Recorded data
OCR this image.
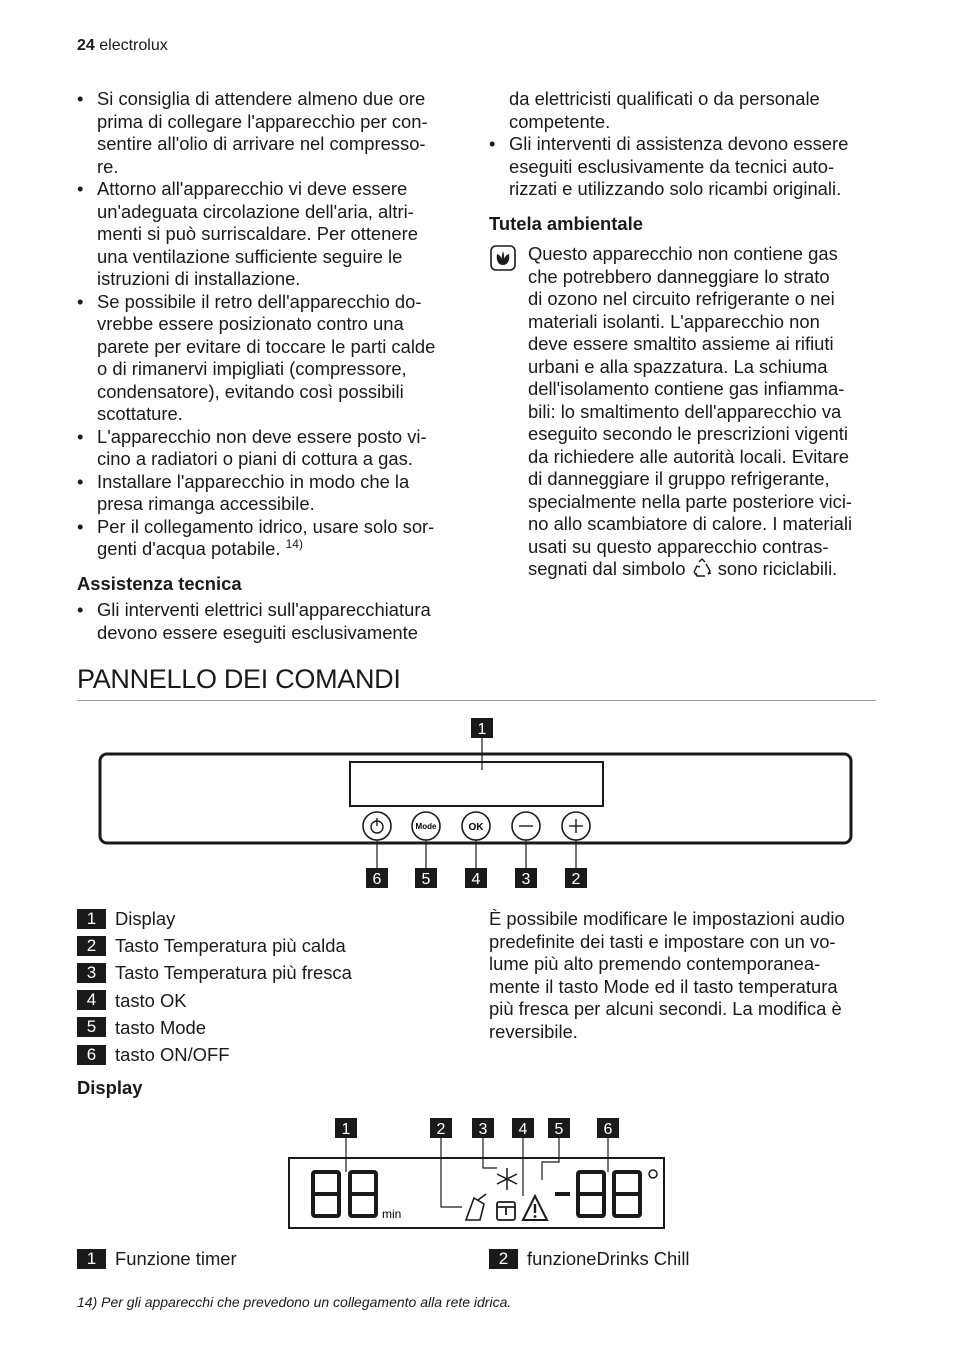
24 electrolux
• Si consiglia di attendere almeno due ore prima di collegare l'apparecchio per con-
sentire all'olio di arrivare nel compresso-
re.
• Attorno all'apparecchio vi deve essere
un'adeguata circolazione dell'aria, altri-
menti si può surriscaldare. Per ottenere
una ventilazione sufficiente seguire le
istruzioni di installazione.
• Se possibile il retro dell'apparecchio do-
vrebbe essere posizionato contro una
parete per evitare di toccare le parti calde
o di rimanervi impigliati (compressore,
condensatore), evitando così possibili
scottature.
• L'apparecchio non deve essere posto vi-
cino a radiatori o piani di cottura a gas.
• Installare l'apparecchio in modo che la
presa rimanga accessibile.
• Per il collegamento idrico, usare solo sor-
genti d'acqua potabile. $^{14)}$
Assistenza tecnica
• Gli interventi elettrici sull'apparecchiatura
devono essere eseguiti esclusivamente
da elettricisti qualificati o da personale
competente.
• Gli interventi di assistenza devono essere
eseguiti esclusivamente da tecnici auto-
rizzati e utilizzando solo ricambi originali.
Tutela ambientale
Questo apparecchio non contiene gas
che potrebbero danneggiare lo strato
di ozono nel circuito refrigerante o nei
materiali isolanti. L'apparecchio non
deve essere smaltito assieme ai rifiuti
urbani e alla spazzatura. La schiuma
dell'isolamento contiene gas infiamma-
bili: lo smaltimento dell'apparecchio va
eseguito secondo le prescrizioni vigenti
da richiedere alle autorità locali. Evitare
di danneggiare il gruppo refrigerante,
specialmente nella parte posteriore vici-
no allo scambiatore di calore. I materiali
usati su questo apparecchio contras-
segnati dal simbolo sono riciclabili.
PANNELLO DEI COMANDI
1
Mode	OK
6	5	4	3	2
1	Display
2	Tasto Temperatura più calda
3	Tasto Temperatura più fresca
4	tasto OK
5	tasto Mode
6	tasto ON/OFF
È possibile modificare le impostazioni audio
predefinite dei tasti e impostare con un vo-
lume più alto premendo contemporanea-
mente il tasto Mode ed il tasto temperatura
più fresca per alcuni secondi. La modifica è
reversibile.
Display
1	2 3 4 5	6
min
1	Funzione timer	2	funzioneDrinks Chill
14) Per gli apparecchi che prevedono un collegamento alla rete idrica.
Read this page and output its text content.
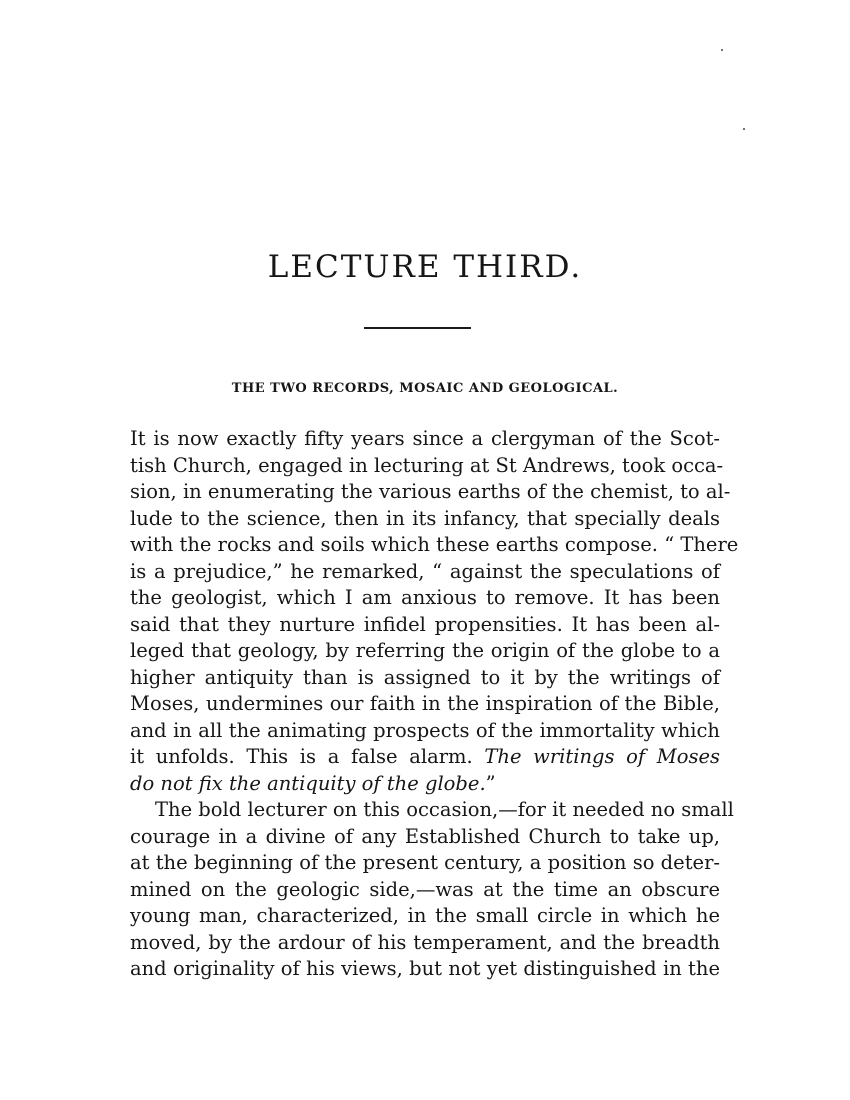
LECTURE THIRD.
THE TWO RECORDS, MOSAIC AND GEOLOGICAL.
It is now exactly fifty years since a clergyman of the Scot-
tish Church, engaged in lecturing at St Andrews, took occa-
sion, in enumerating the various earths of the chemist, to al-
lude to the science, then in its infancy, that specially deals
with the rocks and soils which these earths compose. “ There
is a prejudice,” he remarked, “ against the speculations of
the geologist, which I am anxious to remove. It has been
said that they nurture infidel propensities. It has been al-
leged that geology, by referring the origin of the globe to a
higher antiquity than is assigned to it by the writings of
Moses, undermines our faith in the inspiration of the Bible,
and in all the animating prospects of the immortality which
it unfolds. This is a false alarm. The writings of Moses
do not fix the antiquity of the globe.”
The bold lecturer on this occasion,—for it needed no small
courage in a divine of any Established Church to take up,
at the beginning of the present century, a position so deter-
mined on the geologic side,—was at the time an obscure
young man, characterized, in the small circle in which he
moved, by the ardour of his temperament, and the breadth
and originality of his views, but not yet distinguished in the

- REQUIREMENTS:
Find the word "devono" in the data and show each line that holds it.

- RESPONSE TO THE TASK:
devono essere eseguiti esclusivamente
• Gli interventi di assistenza devono essere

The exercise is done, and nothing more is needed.